▸ Aim of the exercise
All the data should come back exactly as it was given.
··· Records provided
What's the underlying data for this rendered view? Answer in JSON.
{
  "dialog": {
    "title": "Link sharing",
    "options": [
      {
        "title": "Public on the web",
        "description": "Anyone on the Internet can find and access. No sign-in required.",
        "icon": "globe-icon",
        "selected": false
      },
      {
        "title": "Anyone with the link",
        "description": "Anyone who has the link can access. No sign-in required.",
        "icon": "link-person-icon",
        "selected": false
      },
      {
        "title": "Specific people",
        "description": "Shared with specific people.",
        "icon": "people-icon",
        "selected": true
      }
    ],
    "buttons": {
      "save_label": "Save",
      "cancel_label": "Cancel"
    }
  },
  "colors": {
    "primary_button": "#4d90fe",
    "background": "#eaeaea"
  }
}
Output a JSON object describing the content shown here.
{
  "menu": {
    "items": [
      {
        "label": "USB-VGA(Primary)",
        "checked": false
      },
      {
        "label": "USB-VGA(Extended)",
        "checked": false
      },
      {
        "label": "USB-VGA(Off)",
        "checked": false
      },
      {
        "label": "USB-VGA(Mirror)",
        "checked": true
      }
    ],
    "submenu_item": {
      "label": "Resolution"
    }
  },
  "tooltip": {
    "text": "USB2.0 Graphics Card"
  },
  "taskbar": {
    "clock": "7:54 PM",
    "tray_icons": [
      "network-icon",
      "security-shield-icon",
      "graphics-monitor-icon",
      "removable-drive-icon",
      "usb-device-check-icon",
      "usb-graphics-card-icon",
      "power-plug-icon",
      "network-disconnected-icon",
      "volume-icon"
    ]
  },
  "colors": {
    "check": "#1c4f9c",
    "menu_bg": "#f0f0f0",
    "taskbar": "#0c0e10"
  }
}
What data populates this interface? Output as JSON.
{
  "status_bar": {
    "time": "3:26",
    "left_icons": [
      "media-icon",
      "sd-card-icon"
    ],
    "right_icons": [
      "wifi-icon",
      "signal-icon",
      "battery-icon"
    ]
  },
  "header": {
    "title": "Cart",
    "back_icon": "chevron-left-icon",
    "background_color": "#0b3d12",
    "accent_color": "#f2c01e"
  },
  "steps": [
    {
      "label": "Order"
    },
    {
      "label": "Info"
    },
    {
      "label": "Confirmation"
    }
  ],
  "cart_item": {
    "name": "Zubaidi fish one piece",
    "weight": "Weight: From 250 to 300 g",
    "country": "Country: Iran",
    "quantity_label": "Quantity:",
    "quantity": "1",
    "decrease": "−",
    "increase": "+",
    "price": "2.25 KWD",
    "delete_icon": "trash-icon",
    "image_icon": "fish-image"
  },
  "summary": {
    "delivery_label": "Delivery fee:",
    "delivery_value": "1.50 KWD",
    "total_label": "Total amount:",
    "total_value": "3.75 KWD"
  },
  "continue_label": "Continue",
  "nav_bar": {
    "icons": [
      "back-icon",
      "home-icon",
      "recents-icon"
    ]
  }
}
······
▸ Result of the exercise
What's the underlying data for this rendered view? Answer in JSON.
{
  "dialog": {
    "title": "Link sharing",
    "options": [
      {
        "title": "Public on the web",
        "description": "Anyone on the Internet can find and access. No sign-in required.",
        "icon": "globe-icon",
        "selected": false
      },
      {
        "title": "Anyone with the link",
        "description": "Anyone who has the link can access. No sign-in required.",
        "icon": "link-person-icon",
        "selected": false
      },
      {
        "title": "Specific people",
        "description": "Shared with specific people.",
        "icon": "people-icon",
        "selected": true
      }
    ],
    "buttons": {
      "save_label": "Save",
      "cancel_label": "Cancel"
    }
  },
  "colors": {
    "primary_button": "#4d90fe",
    "background": "#eaeaea"
  }
}
Output a JSON object describing the content shown here.
{
  "menu": {
    "items": [
      {
        "label": "USB-VGA(Primary)",
        "checked": false
      },
      {
        "label": "USB-VGA(Extended)",
        "checked": false
      },
      {
        "label": "USB-VGA(Off)",
        "checked": false
      },
      {
        "label": "USB-VGA(Mirror)",
        "checked": true
      }
    ],
    "submenu_item": {
      "label": "Resolution"
    }
  },
  "tooltip": {
    "text": "USB2.0 Graphics Card"
  },
  "taskbar": {
    "clock": "7:54 PM",
    "tray_icons": [
      "network-icon",
      "security-shield-icon",
      "graphics-monitor-icon",
      "removable-drive-icon",
      "usb-device-check-icon",
      "usb-graphics-card-icon",
      "power-plug-icon",
      "network-disconnected-icon",
      "volume-icon"
    ]
  },
  "colors": {
    "check": "#1c4f9c",
    "menu_bg": "#f0f0f0",
    "taskbar": "#0c0e10"
  }
}
What data populates this interface? Output as JSON.
{
  "status_bar": {
    "time": "3:26",
    "left_icons": [
      "media-icon",
      "sd-card-icon"
    ],
    "right_icons": [
      "wifi-icon",
      "signal-icon",
      "battery-icon"
    ]
  },
  "header": {
    "title": "Cart",
    "back_icon": "chevron-left-icon",
    "background_color": "#0b3d12",
    "accent_color": "#f2c01e"
  },
  "steps": [
    {
      "label": "Order"
    },
    {
      "label": "Info"
    },
    {
      "label": "Confirmation"
    }
  ],
  "cart_item": {
    "name": "Zubaidi fish one piece",
    "weight": "Weight: From 250 to 300 g",
    "country": "Country: Iran",
    "quantity_label": "Quantity:",
    "quantity": "1",
    "decrease": "−",
    "increase": "+",
    "price": "2.25 KWD",
    "delete_icon": "trash-icon",
    "image_icon": "fish-image"
  },
  "summary": {
    "delivery_label": "Delivery fee:",
    "delivery_value": "1.50 KWD",
    "total_label": "Total amount:",
    "total_value": "3.75 KWD"
  },
  "continue_label": "Continue",
  "nav_bar": {
    "icons": [
      "back-icon",
      "home-icon",
      "recents-icon"
    ]
  }
}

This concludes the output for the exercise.